**Goal**
Pictures stay out of your copy, but everything else in the records below must be repeated exactly.

**Dataset records**

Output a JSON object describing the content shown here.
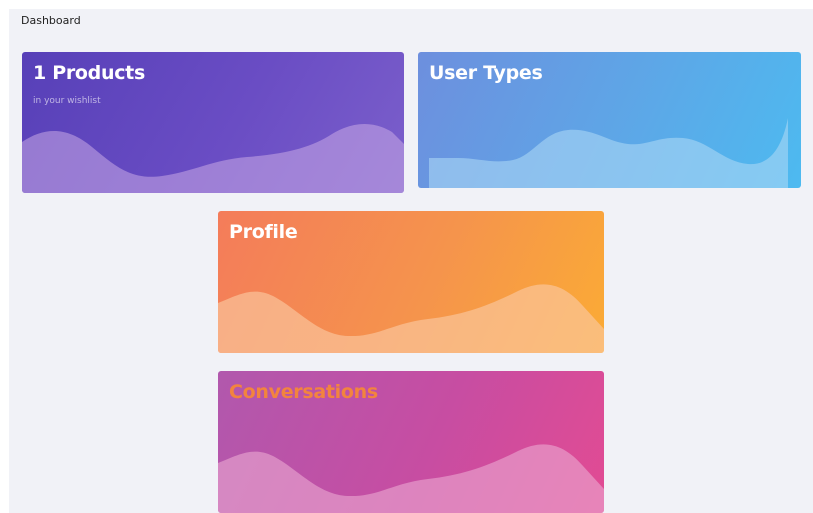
{
  "breadcrumb": {
    "label": "Dashboard"
  },
  "cards": {
    "products": {
      "title": "1 Products",
      "subtitle": "in your wishlist"
    },
    "user_types": {
      "title": "User Types"
    },
    "profile": {
      "title": "Profile"
    },
    "conversations": {
      "title": "Conversations"
    }
  },
  "colors": {
    "page_background": "#f1f2f7",
    "products_gradient": [
      "#5740b8",
      "#7b5fcb"
    ],
    "user_types_gradient": [
      "#6d8fde",
      "#4dbaf0"
    ],
    "profile_gradient": [
      "#f47c5a",
      "#fbab35"
    ],
    "conversations_gradient": [
      "#b158ad",
      "#e24b93"
    ],
    "conversations_title": "#f2843e"
  }
}
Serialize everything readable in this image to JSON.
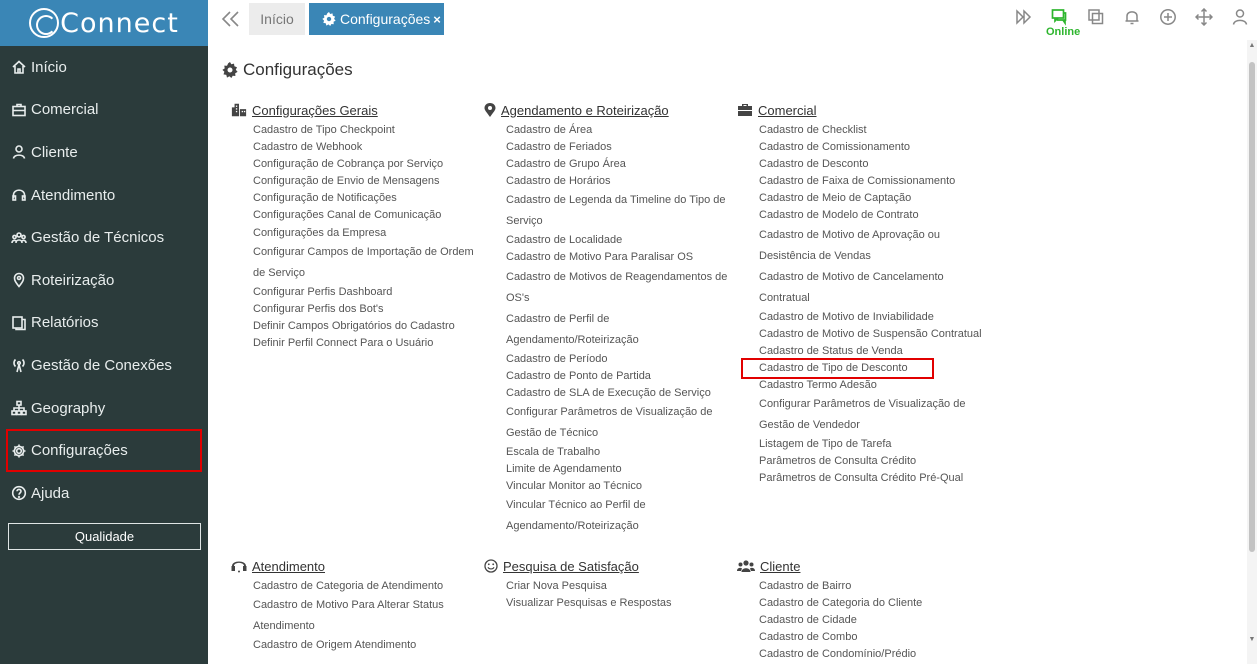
{
  "app": {
    "logo_text": "Connect"
  },
  "sidebar": {
    "items": [
      {
        "label": "Início",
        "icon": "home-icon"
      },
      {
        "label": "Comercial",
        "icon": "briefcase-icon"
      },
      {
        "label": "Cliente",
        "icon": "user-icon"
      },
      {
        "label": "Atendimento",
        "icon": "headset-icon"
      },
      {
        "label": "Gestão de Técnicos",
        "icon": "team-icon"
      },
      {
        "label": "Roteirização",
        "icon": "map-pin-icon"
      },
      {
        "label": "Relatórios",
        "icon": "copy-icon"
      },
      {
        "label": "Gestão de Conexões",
        "icon": "antenna-icon"
      },
      {
        "label": "Geography",
        "icon": "sitemap-icon"
      },
      {
        "label": "Configurações",
        "icon": "gear-icon"
      },
      {
        "label": "Ajuda",
        "icon": "help-icon"
      }
    ],
    "quality_button": "Qualidade"
  },
  "tabs": {
    "home": "Início",
    "active": "Configurações",
    "close_symbol": "×"
  },
  "toolbar": {
    "online_label": "Online"
  },
  "colors": {
    "accent": "#3a86b6",
    "sidebar_bg": "#2b3b3b",
    "online": "#2db52d",
    "highlight": "#e10000"
  },
  "page": {
    "title": "Configurações"
  },
  "sections": {
    "geral": {
      "title": "Configurações Gerais",
      "links": [
        "Cadastro de Tipo Checkpoint",
        "Cadastro de Webhook",
        "Configuração de Cobrança por Serviço",
        "Configuração de Envio de Mensagens",
        "Configuração de Notificações",
        "Configurações Canal de Comunicação",
        "Configurações da Empresa",
        "Configurar Campos de Importação de Ordem de Serviço",
        "Configurar Perfis Dashboard",
        "Configurar Perfis dos Bot's",
        "Definir Campos Obrigatórios do Cadastro",
        "Definir Perfil Connect Para o Usuário"
      ]
    },
    "agendamento": {
      "title": "Agendamento e Roteirização",
      "links": [
        "Cadastro de Área",
        "Cadastro de Feriados",
        "Cadastro de Grupo Área",
        "Cadastro de Horários",
        "Cadastro de Legenda da Timeline do Tipo de Serviço",
        "Cadastro de Localidade",
        "Cadastro de Motivo Para Paralisar OS",
        "Cadastro de Motivos de Reagendamentos de OS's",
        "Cadastro de Perfil de Agendamento/Roteirização",
        "Cadastro de Período",
        "Cadastro de Ponto de Partida",
        "Cadastro de SLA de Execução de Serviço",
        "Configurar Parâmetros de Visualização de Gestão de Técnico",
        "Escala de Trabalho",
        "Limite de Agendamento",
        "Vincular Monitor ao Técnico",
        "Vincular Técnico ao Perfil de Agendamento/Roteirização"
      ]
    },
    "comercial": {
      "title": "Comercial",
      "links": [
        "Cadastro de Checklist",
        "Cadastro de Comissionamento",
        "Cadastro de Desconto",
        "Cadastro de Faixa de Comissionamento",
        "Cadastro de Meio de Captação",
        "Cadastro de Modelo de Contrato",
        "Cadastro de Motivo de Aprovação ou Desistência de Vendas",
        "Cadastro de Motivo de Cancelamento Contratual",
        "Cadastro de Motivo de Inviabilidade",
        "Cadastro de Motivo de Suspensão Contratual",
        "Cadastro de Status de Venda",
        "Cadastro de Tipo de Desconto",
        "Cadastro Termo Adesão",
        "Configurar Parâmetros de Visualização de Gestão de Vendedor",
        "Listagem de Tipo de Tarefa",
        "Parâmetros de Consulta Crédito",
        "Parâmetros de Consulta Crédito Pré-Qual"
      ]
    },
    "atendimento": {
      "title": "Atendimento",
      "links": [
        "Cadastro de Categoria de Atendimento",
        "Cadastro de Motivo Para Alterar Status Atendimento",
        "Cadastro de Origem Atendimento"
      ]
    },
    "pesquisa": {
      "title": "Pesquisa de Satisfação",
      "links": [
        "Criar Nova Pesquisa",
        "Visualizar Pesquisas e Respostas"
      ]
    },
    "cliente": {
      "title": "Cliente",
      "links": [
        "Cadastro de Bairro",
        "Cadastro de Categoria do Cliente",
        "Cadastro de Cidade",
        "Cadastro de Combo",
        "Cadastro de Condomínio/Prédio"
      ]
    }
  }
}
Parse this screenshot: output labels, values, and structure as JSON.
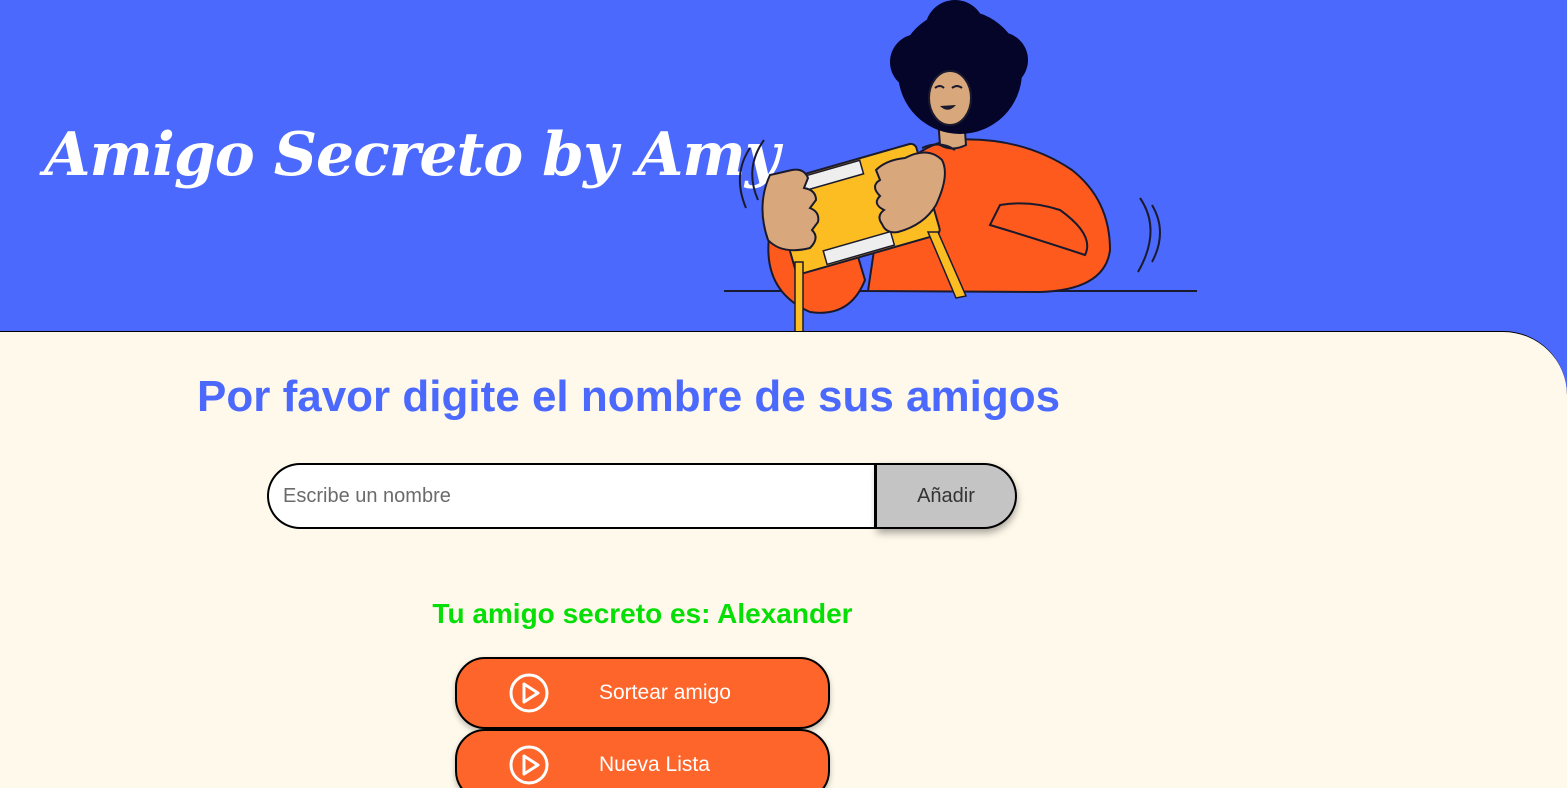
{
  "header": {
    "title": "Amigo Secreto by Amy",
    "illustration": "person-holding-gift-box-illustration"
  },
  "main": {
    "heading": "Por favor digite el nombre de sus amigos",
    "input": {
      "placeholder": "Escribe un nombre",
      "value": ""
    },
    "add_button_label": "Añadir",
    "result_text": "Tu amigo secreto es: Alexander",
    "buttons": [
      {
        "label": "Sortear amigo",
        "icon": "play-circle-icon"
      },
      {
        "label": "Nueva Lista",
        "icon": "play-circle-icon"
      }
    ]
  },
  "colors": {
    "header_bg": "#4b69fd",
    "content_bg": "#fff9eb",
    "heading": "#4b69fd",
    "result": "#05df05",
    "button_bg": "#fe652b",
    "add_button_bg": "#c4c4c4"
  }
}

**Result**
Output a JSON object describing the content shown here.
{
  "breadcrumb": {
    "label": "Dashboard"
  },
  "cards": {
    "products": {
      "title": "1 Products",
      "subtitle": "in your wishlist"
    },
    "user_types": {
      "title": "User Types"
    },
    "profile": {
      "title": "Profile"
    },
    "conversations": {
      "title": "Conversations"
    }
  },
  "colors": {
    "page_background": "#f1f2f7",
    "products_gradient": [
      "#5740b8",
      "#7b5fcb"
    ],
    "user_types_gradient": [
      "#6d8fde",
      "#4dbaf0"
    ],
    "profile_gradient": [
      "#f47c5a",
      "#fbab35"
    ],
    "conversations_gradient": [
      "#b158ad",
      "#e24b93"
    ],
    "conversations_title": "#f2843e"
  }
}
Serialize everything readable in this image to JSON.
{
  "app": {
    "logo_text": "Connect"
  },
  "sidebar": {
    "items": [
      {
        "label": "Início",
        "icon": "home-icon"
      },
      {
        "label": "Comercial",
        "icon": "briefcase-icon"
      },
      {
        "label": "Cliente",
        "icon": "user-icon"
      },
      {
        "label": "Atendimento",
        "icon": "headset-icon"
      },
      {
        "label": "Gestão de Técnicos",
        "icon": "team-icon"
      },
      {
        "label": "Roteirização",
        "icon": "map-pin-icon"
      },
      {
        "label": "Relatórios",
        "icon": "copy-icon"
      },
      {
        "label": "Gestão de Conexões",
        "icon": "antenna-icon"
      },
      {
        "label": "Geography",
        "icon": "sitemap-icon"
      },
      {
        "label": "Configurações",
        "icon": "gear-icon"
      },
      {
        "label": "Ajuda",
        "icon": "help-icon"
      }
    ],
    "quality_button": "Qualidade"
  },
  "tabs": {
    "home": "Início",
    "active": "Configurações",
    "close_symbol": "×"
  },
  "toolbar": {
    "online_label": "Online"
  },
  "colors": {
    "accent": "#3a86b6",
    "sidebar_bg": "#2b3b3b",
    "online": "#2db52d",
    "highlight": "#e10000"
  },
  "page": {
    "title": "Configurações"
  },
  "sections": {
    "geral": {
      "title": "Configurações Gerais",
      "links": [
        "Cadastro de Tipo Checkpoint",
        "Cadastro de Webhook",
        "Configuração de Cobrança por Serviço",
        "Configuração de Envio de Mensagens",
        "Configuração de Notificações",
        "Configurações Canal de Comunicação",
        "Configurações da Empresa",
        "Configurar Campos de Importação de Ordem de Serviço",
        "Configurar Perfis Dashboard",
        "Configurar Perfis dos Bot's",
        "Definir Campos Obrigatórios do Cadastro",
        "Definir Perfil Connect Para o Usuário"
      ]
    },
    "agendamento": {
      "title": "Agendamento e Roteirização",
      "links": [
        "Cadastro de Área",
        "Cadastro de Feriados",
        "Cadastro de Grupo Área",
        "Cadastro de Horários",
        "Cadastro de Legenda da Timeline do Tipo de Serviço",
        "Cadastro de Localidade",
        "Cadastro de Motivo Para Paralisar OS",
        "Cadastro de Motivos de Reagendamentos de OS's",
        "Cadastro de Perfil de Agendamento/Roteirização",
        "Cadastro de Período",
        "Cadastro de Ponto de Partida",
        "Cadastro de SLA de Execução de Serviço",
        "Configurar Parâmetros de Visualização de Gestão de Técnico",
        "Escala de Trabalho",
        "Limite de Agendamento",
        "Vincular Monitor ao Técnico",
        "Vincular Técnico ao Perfil de Agendamento/Roteirização"
      ]
    },
    "comercial": {
      "title": "Comercial",
      "links": [
        "Cadastro de Checklist",
        "Cadastro de Comissionamento",
        "Cadastro de Desconto",
        "Cadastro de Faixa de Comissionamento",
        "Cadastro de Meio de Captação",
        "Cadastro de Modelo de Contrato",
        "Cadastro de Motivo de Aprovação ou Desistência de Vendas",
        "Cadastro de Motivo de Cancelamento Contratual",
        "Cadastro de Motivo de Inviabilidade",
        "Cadastro de Motivo de Suspensão Contratual",
        "Cadastro de Status de Venda",
        "Cadastro de Tipo de Desconto",
        "Cadastro Termo Adesão",
        "Configurar Parâmetros de Visualização de Gestão de Vendedor",
        "Listagem de Tipo de Tarefa",
        "Parâmetros de Consulta Crédito",
        "Parâmetros de Consulta Crédito Pré-Qual"
      ]
    },
    "atendimento": {
      "title": "Atendimento",
      "links": [
        "Cadastro de Categoria de Atendimento",
        "Cadastro de Motivo Para Alterar Status Atendimento",
        "Cadastro de Origem Atendimento"
      ]
    },
    "pesquisa": {
      "title": "Pesquisa de Satisfação",
      "links": [
        "Criar Nova Pesquisa",
        "Visualizar Pesquisas e Respostas"
      ]
    },
    "cliente": {
      "title": "Cliente",
      "links": [
        "Cadastro de Bairro",
        "Cadastro de Categoria do Cliente",
        "Cadastro de Cidade",
        "Cadastro de Combo",
        "Cadastro de Condomínio/Prédio"
      ]
    }
  }
}
Parse this screenshot: output labels, values, and structure as JSON.
{
  "header": {
    "title": "Amigo Secreto by Amy",
    "illustration": "person-holding-gift-box-illustration"
  },
  "main": {
    "heading": "Por favor digite el nombre de sus amigos",
    "input": {
      "placeholder": "Escribe un nombre",
      "value": ""
    },
    "add_button_label": "Añadir",
    "result_text": "Tu amigo secreto es: Alexander",
    "buttons": [
      {
        "label": "Sortear amigo",
        "icon": "play-circle-icon"
      },
      {
        "label": "Nueva Lista",
        "icon": "play-circle-icon"
      }
    ]
  },
  "colors": {
    "header_bg": "#4b69fd",
    "content_bg": "#fff9eb",
    "heading": "#4b69fd",
    "result": "#05df05",
    "button_bg": "#fe652b",
    "add_button_bg": "#c4c4c4"
  }
}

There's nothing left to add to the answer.